Copy the part of the rows below verbatim, starting with the line that contains "146, 550, 203]" and ending with the line that contains "- calendar-cell: 18", both lines included.

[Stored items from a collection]
———

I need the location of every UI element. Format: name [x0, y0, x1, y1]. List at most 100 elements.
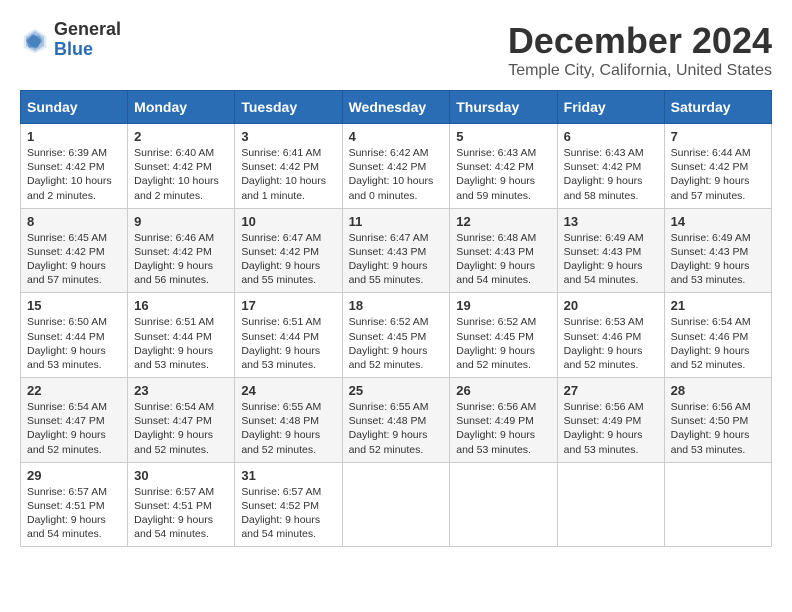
- day-info: Sunrise: 6:43 AM Sunset: 4:42 PM Dayligh…: [456, 146, 550, 203]
- calendar-cell: 31 Sunrise: 6:57 AM Sunset: 4:52 PM Dayl…: [235, 462, 342, 547]
- day-info: Sunrise: 6:53 AM Sunset: 4:46 PM Dayligh…: [564, 315, 658, 372]
- day-info: Sunrise: 6:52 AM Sunset: 4:45 PM Dayligh…: [349, 315, 444, 372]
- day-info: Sunrise: 6:56 AM Sunset: 4:49 PM Dayligh…: [564, 400, 658, 457]
- day-number: 2: [134, 129, 228, 144]
- day-info: Sunrise: 6:48 AM Sunset: 4:43 PM Dayligh…: [456, 231, 550, 288]
- day-info: Sunrise: 6:43 AM Sunset: 4:42 PM Dayligh…: [564, 146, 658, 203]
- calendar-cell: 6 Sunrise: 6:43 AM Sunset: 4:42 PM Dayli…: [557, 124, 664, 209]
- day-info: Sunrise: 6:41 AM Sunset: 4:42 PM Dayligh…: [241, 146, 335, 203]
- day-number: 11: [349, 214, 444, 229]
- calendar-cell: 18 Sunrise: 6:52 AM Sunset: 4:45 PM Dayl…: [342, 293, 450, 378]
- day-info: Sunrise: 6:54 AM Sunset: 4:47 PM Dayligh…: [27, 400, 121, 457]
- calendar-week-row: 8 Sunrise: 6:45 AM Sunset: 4:42 PM Dayli…: [21, 208, 772, 293]
- calendar-cell: 20 Sunrise: 6:53 AM Sunset: 4:46 PM Dayl…: [557, 293, 664, 378]
- day-number: 19: [456, 298, 550, 313]
- column-header-tuesday: Tuesday: [235, 91, 342, 124]
- day-number: 30: [134, 468, 228, 483]
- day-info: Sunrise: 6:51 AM Sunset: 4:44 PM Dayligh…: [134, 315, 228, 372]
- day-number: 26: [456, 383, 550, 398]
- day-number: 31: [241, 468, 335, 483]
- calendar-cell: 7 Sunrise: 6:44 AM Sunset: 4:42 PM Dayli…: [664, 124, 771, 209]
- calendar-cell: 21 Sunrise: 6:54 AM Sunset: 4:46 PM Dayl…: [664, 293, 771, 378]
- day-number: 17: [241, 298, 335, 313]
- calendar-header-row: SundayMondayTuesdayWednesdayThursdayFrid…: [21, 91, 772, 124]
- day-info: Sunrise: 6:46 AM Sunset: 4:42 PM Dayligh…: [134, 231, 228, 288]
- day-number: 10: [241, 214, 335, 229]
- day-info: Sunrise: 6:47 AM Sunset: 4:42 PM Dayligh…: [241, 231, 335, 288]
- day-number: 8: [27, 214, 121, 229]
- day-number: 16: [134, 298, 228, 313]
- calendar-cell: 10 Sunrise: 6:47 AM Sunset: 4:42 PM Dayl…: [235, 208, 342, 293]
- calendar-cell: [450, 462, 557, 547]
- day-info: Sunrise: 6:47 AM Sunset: 4:43 PM Dayligh…: [349, 231, 444, 288]
- logo-icon: [20, 25, 50, 55]
- column-header-friday: Friday: [557, 91, 664, 124]
- column-header-wednesday: Wednesday: [342, 91, 450, 124]
- day-info: Sunrise: 6:56 AM Sunset: 4:49 PM Dayligh…: [456, 400, 550, 457]
- calendar-cell: 25 Sunrise: 6:55 AM Sunset: 4:48 PM Dayl…: [342, 378, 450, 463]
- calendar-cell: 3 Sunrise: 6:41 AM Sunset: 4:42 PM Dayli…: [235, 124, 342, 209]
- column-header-sunday: Sunday: [21, 91, 128, 124]
- day-number: 6: [564, 129, 658, 144]
- calendar-week-row: 22 Sunrise: 6:54 AM Sunset: 4:47 PM Dayl…: [21, 378, 772, 463]
- day-number: 18: [349, 298, 444, 313]
- calendar-table: SundayMondayTuesdayWednesdayThursdayFrid…: [20, 90, 772, 547]
- calendar-cell: 4 Sunrise: 6:42 AM Sunset: 4:42 PM Dayli…: [342, 124, 450, 209]
- calendar-cell: 19 Sunrise: 6:52 AM Sunset: 4:45 PM Dayl…: [450, 293, 557, 378]
- day-number: 28: [671, 383, 765, 398]
- column-header-saturday: Saturday: [664, 91, 771, 124]
- day-number: 14: [671, 214, 765, 229]
- day-number: 4: [349, 129, 444, 144]
- day-info: Sunrise: 6:56 AM Sunset: 4:50 PM Dayligh…: [671, 400, 765, 457]
- calendar-cell: [664, 462, 771, 547]
- day-number: 15: [27, 298, 121, 313]
- day-number: 25: [349, 383, 444, 398]
- calendar-cell: 29 Sunrise: 6:57 AM Sunset: 4:51 PM Dayl…: [21, 462, 128, 547]
- calendar-cell: 17 Sunrise: 6:51 AM Sunset: 4:44 PM Dayl…: [235, 293, 342, 378]
- calendar-week-row: 15 Sunrise: 6:50 AM Sunset: 4:44 PM Dayl…: [21, 293, 772, 378]
- day-info: Sunrise: 6:49 AM Sunset: 4:43 PM Dayligh…: [671, 231, 765, 288]
- day-info: Sunrise: 6:51 AM Sunset: 4:44 PM Dayligh…: [241, 315, 335, 372]
- calendar-cell: 2 Sunrise: 6:40 AM Sunset: 4:42 PM Dayli…: [128, 124, 235, 209]
- day-number: 1: [27, 129, 121, 144]
- calendar-week-row: 1 Sunrise: 6:39 AM Sunset: 4:42 PM Dayli…: [21, 124, 772, 209]
- calendar-cell: [557, 462, 664, 547]
- calendar-cell: 8 Sunrise: 6:45 AM Sunset: 4:42 PM Dayli…: [21, 208, 128, 293]
- day-info: Sunrise: 6:57 AM Sunset: 4:51 PM Dayligh…: [134, 485, 228, 542]
- day-info: Sunrise: 6:57 AM Sunset: 4:52 PM Dayligh…: [241, 485, 335, 542]
- day-info: Sunrise: 6:45 AM Sunset: 4:42 PM Dayligh…: [27, 231, 121, 288]
- calendar-cell: [342, 462, 450, 547]
- day-info: Sunrise: 6:54 AM Sunset: 4:47 PM Dayligh…: [134, 400, 228, 457]
- day-number: 22: [27, 383, 121, 398]
- column-header-monday: Monday: [128, 91, 235, 124]
- calendar-cell: 24 Sunrise: 6:55 AM Sunset: 4:48 PM Dayl…: [235, 378, 342, 463]
- calendar-cell: 27 Sunrise: 6:56 AM Sunset: 4:49 PM Dayl…: [557, 378, 664, 463]
- day-number: 20: [564, 298, 658, 313]
- calendar-cell: 13 Sunrise: 6:49 AM Sunset: 4:43 PM Dayl…: [557, 208, 664, 293]
- day-info: Sunrise: 6:55 AM Sunset: 4:48 PM Dayligh…: [241, 400, 335, 457]
- calendar-cell: 11 Sunrise: 6:47 AM Sunset: 4:43 PM Dayl…: [342, 208, 450, 293]
- day-number: 12: [456, 214, 550, 229]
- calendar-cell: 28 Sunrise: 6:56 AM Sunset: 4:50 PM Dayl…: [664, 378, 771, 463]
- day-info: Sunrise: 6:50 AM Sunset: 4:44 PM Dayligh…: [27, 315, 121, 372]
- day-number: 3: [241, 129, 335, 144]
- day-info: Sunrise: 6:55 AM Sunset: 4:48 PM Dayligh…: [349, 400, 444, 457]
- day-info: Sunrise: 6:39 AM Sunset: 4:42 PM Dayligh…: [27, 146, 121, 203]
- day-number: 23: [134, 383, 228, 398]
- day-info: Sunrise: 6:57 AM Sunset: 4:51 PM Dayligh…: [27, 485, 121, 542]
- calendar-week-row: 29 Sunrise: 6:57 AM Sunset: 4:51 PM Dayl…: [21, 462, 772, 547]
- logo-blue: Blue: [54, 40, 121, 60]
- day-info: Sunrise: 6:44 AM Sunset: 4:42 PM Dayligh…: [671, 146, 765, 203]
- day-info: Sunrise: 6:54 AM Sunset: 4:46 PM Dayligh…: [671, 315, 765, 372]
- calendar-cell: 23 Sunrise: 6:54 AM Sunset: 4:47 PM Dayl…: [128, 378, 235, 463]
- calendar-cell: 14 Sunrise: 6:49 AM Sunset: 4:43 PM Dayl…: [664, 208, 771, 293]
- day-number: 24: [241, 383, 335, 398]
- logo: General Blue: [20, 20, 121, 60]
- column-header-thursday: Thursday: [450, 91, 557, 124]
- page-container: General Blue December 2024 Temple City, …: [20, 20, 772, 547]
- day-number: 21: [671, 298, 765, 313]
- day-number: 7: [671, 129, 765, 144]
- day-info: Sunrise: 6:52 AM Sunset: 4:45 PM Dayligh…: [456, 315, 550, 372]
- subtitle: Temple City, California, United States: [508, 62, 772, 80]
- header: General Blue December 2024 Temple City, …: [20, 20, 772, 80]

———

#### CORRECT ANSWER
- day-info: Sunrise: 6:43 AM Sunset: 4:42 PM Dayligh…: [456, 146, 550, 203]
- calendar-cell: 31 Sunrise: 6:57 AM Sunset: 4:52 PM Dayl…: [235, 462, 342, 547]
- day-info: Sunrise: 6:53 AM Sunset: 4:46 PM Dayligh…: [564, 315, 658, 372]
- day-info: Sunrise: 6:52 AM Sunset: 4:45 PM Dayligh…: [349, 315, 444, 372]
- day-info: Sunrise: 6:56 AM Sunset: 4:49 PM Dayligh…: [564, 400, 658, 457]
- day-number: 2: [134, 129, 228, 144]
- day-info: Sunrise: 6:48 AM Sunset: 4:43 PM Dayligh…: [456, 231, 550, 288]
- day-info: Sunrise: 6:43 AM Sunset: 4:42 PM Dayligh…: [564, 146, 658, 203]
- calendar-cell: 6 Sunrise: 6:43 AM Sunset: 4:42 PM Dayli…: [557, 124, 664, 209]
- day-info: Sunrise: 6:41 AM Sunset: 4:42 PM Dayligh…: [241, 146, 335, 203]
- day-number: 11: [349, 214, 444, 229]
- calendar-cell: 18 Sunrise: 6:52 AM Sunset: 4:45 PM Dayl…: [342, 293, 450, 378]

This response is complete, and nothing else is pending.